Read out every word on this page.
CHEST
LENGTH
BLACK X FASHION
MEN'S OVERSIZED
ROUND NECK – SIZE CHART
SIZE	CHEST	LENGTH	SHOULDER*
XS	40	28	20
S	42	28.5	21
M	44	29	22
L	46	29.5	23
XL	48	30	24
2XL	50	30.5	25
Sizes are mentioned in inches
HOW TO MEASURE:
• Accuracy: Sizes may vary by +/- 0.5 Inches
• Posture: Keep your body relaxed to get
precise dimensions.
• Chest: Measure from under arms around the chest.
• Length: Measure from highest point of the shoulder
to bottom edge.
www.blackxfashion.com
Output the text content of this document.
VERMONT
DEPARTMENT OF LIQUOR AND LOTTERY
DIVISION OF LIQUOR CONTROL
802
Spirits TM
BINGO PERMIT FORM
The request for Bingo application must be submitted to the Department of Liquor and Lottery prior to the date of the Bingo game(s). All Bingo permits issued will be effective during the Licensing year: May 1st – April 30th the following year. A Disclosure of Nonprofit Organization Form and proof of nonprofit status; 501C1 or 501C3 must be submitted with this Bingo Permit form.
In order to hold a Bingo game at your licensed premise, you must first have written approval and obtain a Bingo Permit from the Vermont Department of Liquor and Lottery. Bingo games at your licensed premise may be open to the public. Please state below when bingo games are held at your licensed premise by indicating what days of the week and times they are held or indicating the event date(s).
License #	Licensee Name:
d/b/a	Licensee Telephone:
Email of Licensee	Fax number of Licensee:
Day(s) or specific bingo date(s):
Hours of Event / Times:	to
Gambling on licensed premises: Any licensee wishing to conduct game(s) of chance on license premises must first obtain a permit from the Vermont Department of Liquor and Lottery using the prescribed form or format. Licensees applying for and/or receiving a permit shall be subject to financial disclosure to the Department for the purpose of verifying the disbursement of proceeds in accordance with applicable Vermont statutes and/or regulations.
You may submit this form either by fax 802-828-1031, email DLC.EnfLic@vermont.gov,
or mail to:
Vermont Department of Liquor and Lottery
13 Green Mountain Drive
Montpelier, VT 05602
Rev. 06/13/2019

+ + +

Written request: Find every line in the listing that holds the string "Sizes", then say how many there are as a bare number.

Correct response: 2